Kutipan Dokumen
◇ ◇ ◇
Pada mulanya, sebutan Kadrun itu adalah respon atas ujaran rasial serupa dari barisan pendukung Anies Baswedan yang memainkan politik identitas anti-Cina kepada Ahok. Kemudian, perseteruan politik tersebut terus berlanjut hingga kemudian muncul sebutan balasan dari kubu pendukung Ahok – yang belakangan juga mendukung Jokowi – kepada Anies Baswedan beserta pendukung Islamisnya dengan sebutan Kadrun.
Faktor lain munculnya sebutan Kadrun tersebut merupakan respon tambahan dari pendukung partisan Ahok (dan Jokowi) terhadap fenomena kuatnya pengaruh seorang keturunan Arab, Habib Rizieq Syihab (HRS) yang memainkan gerakan Islamisme melalui Aksi 212 di Jakarta semasa Pilgub yang lalu. Poros politik HRS yang pada Pilgub DKI Jakarta menjadi pendukung partisan Anies Baswedan kemudian menambah simbolisasi bahwa seolah-olah Anies Baswedan beserta pendukung Islamisnya identik dengan Arab.
Sebutan rasis Kadrun tersebut kemudian menjadi lebih mengkhawatirkan ketika bersenyawa dengan hadirnya tren kekesalan banyak kaum Muslim moderat terhadap dakwah Salafi-Wahabi yang sangat bernuansa Islam kearab-araban. Kecenderungan dakwah Wahabisme-Salafisme yang getol kampanye memakai atribut fisik bernuansa kearab-araban (seperti jubah, cadar, menumbuhkan jenggot dan celana cingkrang) memunculkan kritik terhadap Arabisasi yang pada kadar tertentu menjadi kritik yang kebablasan dan rasis.
◇ ◇ ◇
Tugas Latihan
1) Tentukan apakah pernyataan (a), (b), dan (c) sesuai dengan teks tentang sebutan Kadrun. Jawab ya atau tidak untuk tiap pernyataan, lalu kutip kata-kata teks yang menentukannya.
(a) Sebutan Kadrun pada mulanya merupakan respons atas ujaran rasial dari pendukung Anies Baswedan kepada Ahok.
(b) Aksi 212 berlangsung di Surabaya.
(c) Pada Pilgub DKI Jakarta, poros politik HRS mendukung Ahok.
2) Lanjutkan teks tentang sebutan Kadrun, mulai setelah kalimat terakhirnya.
Entri yang menyusul tidak berhubungan dengan teks tentang sebutan Kadrun.
◇ ◇ ◇
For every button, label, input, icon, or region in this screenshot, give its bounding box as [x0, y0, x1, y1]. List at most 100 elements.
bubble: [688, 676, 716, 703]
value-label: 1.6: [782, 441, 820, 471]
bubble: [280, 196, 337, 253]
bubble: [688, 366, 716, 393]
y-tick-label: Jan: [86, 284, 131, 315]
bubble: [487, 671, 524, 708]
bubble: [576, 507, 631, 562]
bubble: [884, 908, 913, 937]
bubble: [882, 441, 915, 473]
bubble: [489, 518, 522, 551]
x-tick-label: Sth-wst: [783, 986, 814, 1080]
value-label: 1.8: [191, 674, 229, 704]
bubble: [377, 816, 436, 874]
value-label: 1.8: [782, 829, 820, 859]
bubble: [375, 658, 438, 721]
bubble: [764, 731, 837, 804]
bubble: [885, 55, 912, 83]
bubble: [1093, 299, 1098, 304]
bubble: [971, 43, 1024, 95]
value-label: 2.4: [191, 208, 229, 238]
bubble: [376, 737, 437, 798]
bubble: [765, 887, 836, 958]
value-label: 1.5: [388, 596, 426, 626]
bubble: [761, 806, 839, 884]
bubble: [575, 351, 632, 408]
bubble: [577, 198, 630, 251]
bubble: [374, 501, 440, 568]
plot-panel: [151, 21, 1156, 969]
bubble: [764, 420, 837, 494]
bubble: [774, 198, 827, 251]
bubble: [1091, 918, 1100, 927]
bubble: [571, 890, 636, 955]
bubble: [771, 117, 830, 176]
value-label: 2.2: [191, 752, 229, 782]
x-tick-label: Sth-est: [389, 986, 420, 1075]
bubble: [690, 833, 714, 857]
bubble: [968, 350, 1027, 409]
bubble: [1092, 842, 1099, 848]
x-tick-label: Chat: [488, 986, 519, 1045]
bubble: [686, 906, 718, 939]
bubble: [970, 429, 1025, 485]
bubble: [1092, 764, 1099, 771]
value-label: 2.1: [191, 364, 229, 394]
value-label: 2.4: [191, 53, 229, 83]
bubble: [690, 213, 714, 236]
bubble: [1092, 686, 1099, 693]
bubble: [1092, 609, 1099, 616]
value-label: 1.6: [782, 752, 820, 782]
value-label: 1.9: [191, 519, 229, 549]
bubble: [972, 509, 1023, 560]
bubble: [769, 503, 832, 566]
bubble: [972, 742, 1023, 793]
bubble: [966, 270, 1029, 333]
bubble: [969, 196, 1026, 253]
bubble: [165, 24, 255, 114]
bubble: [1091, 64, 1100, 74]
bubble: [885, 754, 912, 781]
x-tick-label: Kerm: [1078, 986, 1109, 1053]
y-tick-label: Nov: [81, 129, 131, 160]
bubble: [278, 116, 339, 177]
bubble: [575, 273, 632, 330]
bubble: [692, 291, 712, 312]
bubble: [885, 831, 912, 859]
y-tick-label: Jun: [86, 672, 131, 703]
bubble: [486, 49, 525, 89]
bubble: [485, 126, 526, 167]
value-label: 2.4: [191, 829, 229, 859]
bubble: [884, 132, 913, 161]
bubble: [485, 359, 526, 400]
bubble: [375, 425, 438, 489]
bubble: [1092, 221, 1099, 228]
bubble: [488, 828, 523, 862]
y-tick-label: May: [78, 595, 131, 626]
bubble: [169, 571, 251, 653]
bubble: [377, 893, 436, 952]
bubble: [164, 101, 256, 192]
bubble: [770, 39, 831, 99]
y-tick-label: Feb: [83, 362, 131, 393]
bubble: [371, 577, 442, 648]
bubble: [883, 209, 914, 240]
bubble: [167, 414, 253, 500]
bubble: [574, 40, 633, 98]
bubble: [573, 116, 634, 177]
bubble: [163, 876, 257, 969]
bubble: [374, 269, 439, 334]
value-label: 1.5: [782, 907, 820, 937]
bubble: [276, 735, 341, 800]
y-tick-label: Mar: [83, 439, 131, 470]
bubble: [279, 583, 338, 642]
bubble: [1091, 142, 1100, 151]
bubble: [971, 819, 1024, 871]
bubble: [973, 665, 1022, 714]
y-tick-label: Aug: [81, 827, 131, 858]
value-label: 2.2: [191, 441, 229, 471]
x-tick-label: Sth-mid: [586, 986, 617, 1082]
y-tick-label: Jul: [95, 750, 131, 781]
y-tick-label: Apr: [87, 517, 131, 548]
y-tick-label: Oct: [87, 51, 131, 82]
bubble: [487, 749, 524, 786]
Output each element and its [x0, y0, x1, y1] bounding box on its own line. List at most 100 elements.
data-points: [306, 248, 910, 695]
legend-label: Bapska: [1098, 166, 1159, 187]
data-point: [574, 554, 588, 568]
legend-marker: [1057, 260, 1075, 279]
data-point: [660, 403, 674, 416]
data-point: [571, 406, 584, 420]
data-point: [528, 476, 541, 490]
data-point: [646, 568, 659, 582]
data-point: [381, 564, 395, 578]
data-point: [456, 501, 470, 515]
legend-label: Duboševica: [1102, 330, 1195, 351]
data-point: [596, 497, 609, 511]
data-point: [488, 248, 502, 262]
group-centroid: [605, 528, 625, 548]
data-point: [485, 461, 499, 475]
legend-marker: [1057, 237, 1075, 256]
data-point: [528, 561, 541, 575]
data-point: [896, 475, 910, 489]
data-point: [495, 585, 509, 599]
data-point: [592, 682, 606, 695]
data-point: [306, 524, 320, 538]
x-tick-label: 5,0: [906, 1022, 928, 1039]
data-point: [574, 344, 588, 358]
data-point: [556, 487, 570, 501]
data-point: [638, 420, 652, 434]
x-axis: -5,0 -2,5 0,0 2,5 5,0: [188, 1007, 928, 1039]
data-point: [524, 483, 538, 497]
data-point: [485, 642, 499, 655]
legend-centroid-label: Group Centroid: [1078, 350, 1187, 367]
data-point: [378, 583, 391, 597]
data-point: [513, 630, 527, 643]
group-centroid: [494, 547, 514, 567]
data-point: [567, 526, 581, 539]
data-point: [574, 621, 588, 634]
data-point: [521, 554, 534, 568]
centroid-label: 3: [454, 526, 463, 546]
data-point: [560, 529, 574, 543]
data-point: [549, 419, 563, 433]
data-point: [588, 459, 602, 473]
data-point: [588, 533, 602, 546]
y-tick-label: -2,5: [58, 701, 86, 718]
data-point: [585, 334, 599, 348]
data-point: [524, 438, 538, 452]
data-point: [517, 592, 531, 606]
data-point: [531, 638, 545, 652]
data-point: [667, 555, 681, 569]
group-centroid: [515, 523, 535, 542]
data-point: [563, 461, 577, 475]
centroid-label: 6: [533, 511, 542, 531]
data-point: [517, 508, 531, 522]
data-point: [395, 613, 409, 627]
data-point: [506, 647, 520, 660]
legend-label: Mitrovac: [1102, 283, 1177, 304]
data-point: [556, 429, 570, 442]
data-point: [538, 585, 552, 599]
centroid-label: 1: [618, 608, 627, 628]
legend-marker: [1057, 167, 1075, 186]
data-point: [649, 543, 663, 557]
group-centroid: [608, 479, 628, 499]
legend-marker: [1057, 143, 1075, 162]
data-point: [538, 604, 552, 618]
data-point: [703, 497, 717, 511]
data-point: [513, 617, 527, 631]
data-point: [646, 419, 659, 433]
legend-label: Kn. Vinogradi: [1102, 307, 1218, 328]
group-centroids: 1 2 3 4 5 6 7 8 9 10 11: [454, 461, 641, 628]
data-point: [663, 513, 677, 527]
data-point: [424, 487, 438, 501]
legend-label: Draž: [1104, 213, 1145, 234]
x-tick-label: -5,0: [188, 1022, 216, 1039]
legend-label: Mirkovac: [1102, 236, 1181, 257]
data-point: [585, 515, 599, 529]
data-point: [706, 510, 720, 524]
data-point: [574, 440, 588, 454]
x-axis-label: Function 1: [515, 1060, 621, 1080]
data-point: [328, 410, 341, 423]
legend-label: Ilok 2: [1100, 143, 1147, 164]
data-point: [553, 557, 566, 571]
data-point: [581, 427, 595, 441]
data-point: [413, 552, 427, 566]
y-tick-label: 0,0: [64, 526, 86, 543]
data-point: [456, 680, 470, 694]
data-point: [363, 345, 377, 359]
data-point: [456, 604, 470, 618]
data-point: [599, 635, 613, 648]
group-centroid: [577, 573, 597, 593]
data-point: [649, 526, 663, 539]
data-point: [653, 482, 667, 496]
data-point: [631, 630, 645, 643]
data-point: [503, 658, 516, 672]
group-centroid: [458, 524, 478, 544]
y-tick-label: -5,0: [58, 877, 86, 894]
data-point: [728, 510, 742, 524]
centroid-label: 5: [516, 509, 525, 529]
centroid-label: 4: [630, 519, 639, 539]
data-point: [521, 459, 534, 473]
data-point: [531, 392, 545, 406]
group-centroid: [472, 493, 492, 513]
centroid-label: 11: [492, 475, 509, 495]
◇ ◇ ◇
Jawaban per Tugas
1)
(a) Ya: "Pada mulanya, sebutan Kadrun itu adalah respon atas ujaran rasial serupa dari barisan pendukung Anies Baswedan yang memainkan politik identitas anti-Cina kepada Ahok."
(b) Tidak: "melalui Aksi 212 di Jakarta semasa Pilgub yang lalu"
(c) Tidak: "Poros politik HRS yang pada Pilgub DKI Jakarta menjadi pendukung partisan Anies Baswedan"

2)
Situasi yang mengkhawatirkan tersebut kini dirawat dalam debat-debat politik kita di ruang publik digital. Kini, kritik terhadap simbol kearab-araban atau tren Arabisasi dari kalangan Islamis dan Wahabis telah menjadi berlebihan dan terjebak kepada bentuk rasialisme yang sama berbahayanya, sebagaimana kalangan Islamis dan Wahabis yang memainkan rasisme anti-Cina. Singkatnya, kini rasisme anti-Cina dibalas menjadi anti-Arab. Dua-duanya salah kaprah!
Kritik terhadap tren Arabisasi yang kini menjadi ujaran rasis anti-Arab tersebut tak bisa dibenarkan. Sebab, sebagaiamana ujaran-ujaran rasis lainnya, ia selalu jatuh kepada problem over generalisasi atau gebyah uyah yang memandang seolah-olah segala keturunan Arab adalah radikal, intoleran, ekstremis, konservatif dan sebagainya.
Pemahaman yang seperti itu amat keliru, sebagaimana manusia pada umumnya bahwa pandangan keislaman dari keturunan Arab di Indonesia sangat amat beragam. Ada yang memang memiliki aspirasi Islamis seperti Habib Rizieq Syihab, namun ada juga yang memiliki pandangan keislaman yang lebih terbuka. Misalnya Habib Luthfi bin Yahya, Habib Quraish Shihab, kemudian pendakwah milenial seperti Habib Husein Ja’far al-Hadar.
Sedari awal memang tidak tepat melakukan kritik terhadap orang lain dengan melabelkan kepada identitasnya. Sebagaimana yang tampak dari kritik terhadap tendensi anti-Cina sebagian kalangan Muslim Arab pendukung Anies Baswedan yang digeneralisasi menjadi seolah-olah semuanya salah seluruh identitas keturunan Arab.
Sebagaimana yang pernah dikatakan seorang peraih nobel ekonomi Amartya Sen dalam bukunya Kekerasan dan Identitas bahwa setiap individu itu memiliki lebih dari satu identitas. Maka dari itu sangat tidak arif melakukan labelisasi identitas tunggal kepada individu.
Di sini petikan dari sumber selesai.